_DATA EXTRACT:_
- - - - -
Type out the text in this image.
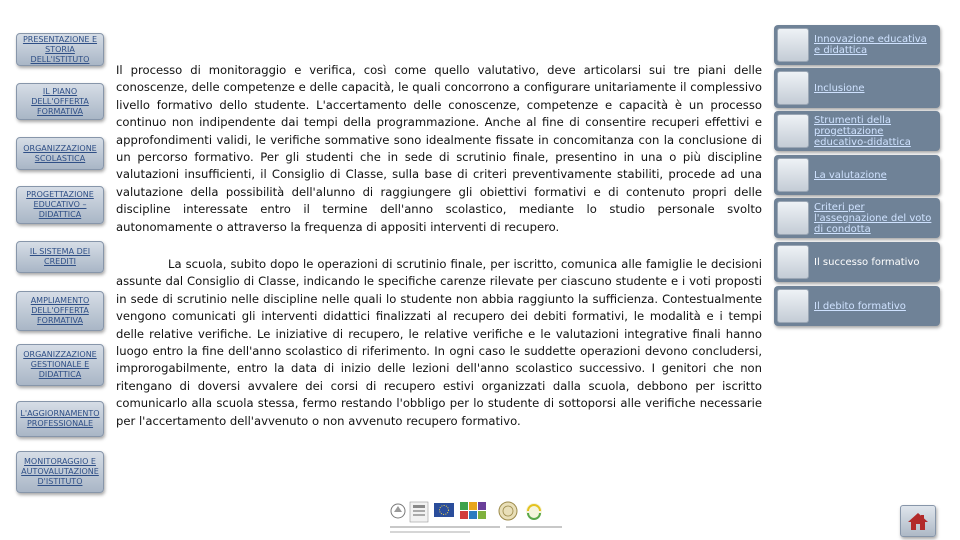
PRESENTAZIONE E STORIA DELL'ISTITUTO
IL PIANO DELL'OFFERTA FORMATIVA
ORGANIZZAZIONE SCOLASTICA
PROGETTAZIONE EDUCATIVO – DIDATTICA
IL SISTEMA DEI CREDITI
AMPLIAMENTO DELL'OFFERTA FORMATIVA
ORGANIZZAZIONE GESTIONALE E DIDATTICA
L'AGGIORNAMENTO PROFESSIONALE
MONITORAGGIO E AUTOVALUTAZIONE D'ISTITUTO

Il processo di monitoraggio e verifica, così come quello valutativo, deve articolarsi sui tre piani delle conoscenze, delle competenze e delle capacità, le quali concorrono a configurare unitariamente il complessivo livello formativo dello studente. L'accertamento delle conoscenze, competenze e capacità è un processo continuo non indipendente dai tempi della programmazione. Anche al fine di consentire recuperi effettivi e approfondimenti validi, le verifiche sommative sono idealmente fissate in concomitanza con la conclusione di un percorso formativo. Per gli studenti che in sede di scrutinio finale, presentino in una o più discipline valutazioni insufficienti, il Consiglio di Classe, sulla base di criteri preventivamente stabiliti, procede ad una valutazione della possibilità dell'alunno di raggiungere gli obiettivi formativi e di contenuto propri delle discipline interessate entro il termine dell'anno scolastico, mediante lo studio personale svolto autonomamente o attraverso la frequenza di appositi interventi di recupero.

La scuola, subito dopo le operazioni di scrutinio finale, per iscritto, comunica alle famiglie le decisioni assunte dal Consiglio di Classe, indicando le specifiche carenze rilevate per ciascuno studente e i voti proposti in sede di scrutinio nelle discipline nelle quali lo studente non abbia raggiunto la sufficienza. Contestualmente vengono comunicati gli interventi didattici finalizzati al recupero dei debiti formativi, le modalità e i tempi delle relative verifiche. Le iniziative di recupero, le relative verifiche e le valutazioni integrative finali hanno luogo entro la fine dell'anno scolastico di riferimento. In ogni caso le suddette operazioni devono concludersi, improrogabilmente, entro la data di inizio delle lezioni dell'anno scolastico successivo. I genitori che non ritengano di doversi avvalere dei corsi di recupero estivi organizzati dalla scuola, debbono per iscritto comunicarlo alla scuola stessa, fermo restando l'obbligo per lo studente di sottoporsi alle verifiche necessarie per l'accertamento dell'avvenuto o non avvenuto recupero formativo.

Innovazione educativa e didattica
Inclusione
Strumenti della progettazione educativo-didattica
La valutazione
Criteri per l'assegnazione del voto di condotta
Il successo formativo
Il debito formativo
- - - - -
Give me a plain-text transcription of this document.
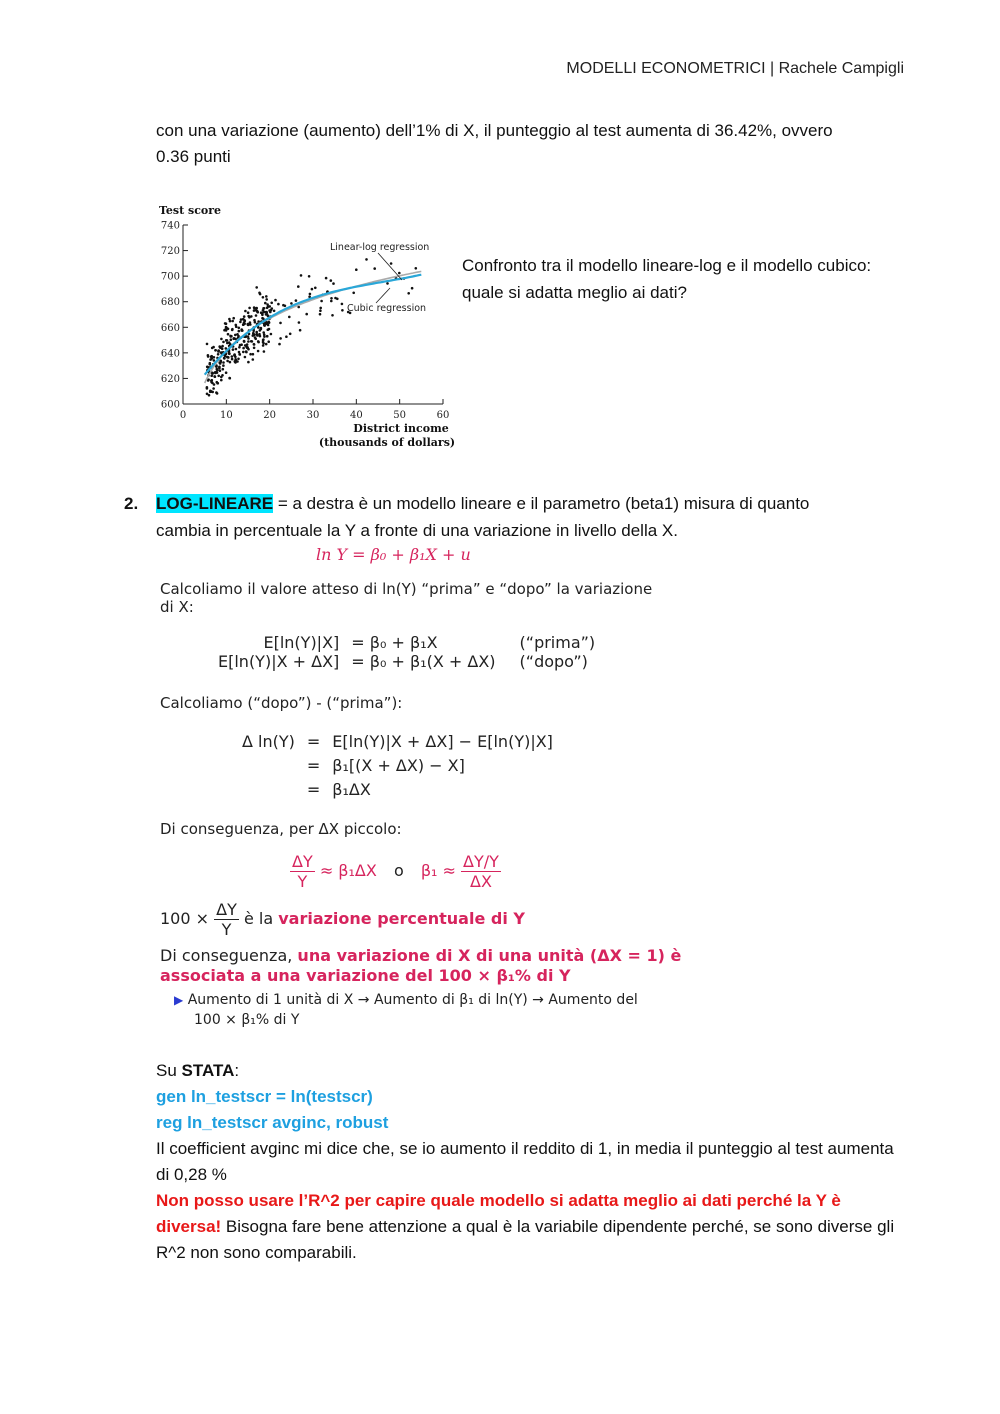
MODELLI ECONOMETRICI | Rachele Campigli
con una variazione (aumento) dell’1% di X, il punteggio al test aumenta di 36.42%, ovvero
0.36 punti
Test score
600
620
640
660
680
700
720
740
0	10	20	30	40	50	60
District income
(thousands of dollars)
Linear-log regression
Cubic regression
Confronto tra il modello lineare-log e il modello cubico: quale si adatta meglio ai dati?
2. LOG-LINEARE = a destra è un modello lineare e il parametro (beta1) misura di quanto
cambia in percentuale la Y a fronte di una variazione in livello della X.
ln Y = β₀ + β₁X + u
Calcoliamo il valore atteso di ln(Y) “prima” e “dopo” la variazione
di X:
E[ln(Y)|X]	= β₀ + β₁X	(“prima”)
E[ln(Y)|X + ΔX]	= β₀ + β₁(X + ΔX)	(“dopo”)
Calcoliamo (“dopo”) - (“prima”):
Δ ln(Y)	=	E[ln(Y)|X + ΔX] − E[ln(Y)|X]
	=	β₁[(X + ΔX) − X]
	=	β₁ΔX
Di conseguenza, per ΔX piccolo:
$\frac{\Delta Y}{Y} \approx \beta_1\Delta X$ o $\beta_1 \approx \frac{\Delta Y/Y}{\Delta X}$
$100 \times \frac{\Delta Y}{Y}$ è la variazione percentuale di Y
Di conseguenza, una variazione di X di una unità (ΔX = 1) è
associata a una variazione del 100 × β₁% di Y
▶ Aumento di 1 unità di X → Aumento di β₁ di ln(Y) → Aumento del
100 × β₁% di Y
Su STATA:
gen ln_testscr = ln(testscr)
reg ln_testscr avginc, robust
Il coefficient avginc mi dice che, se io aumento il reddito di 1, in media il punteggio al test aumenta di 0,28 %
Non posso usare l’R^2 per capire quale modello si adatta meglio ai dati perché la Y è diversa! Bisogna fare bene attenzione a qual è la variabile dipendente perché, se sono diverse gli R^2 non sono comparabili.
- - - - -
_TASK STATEMENT:_ In the listing, find every line with the word "ISTITUTO" and state how many there are, nothing more.

_TASK OUTPUT:_ 2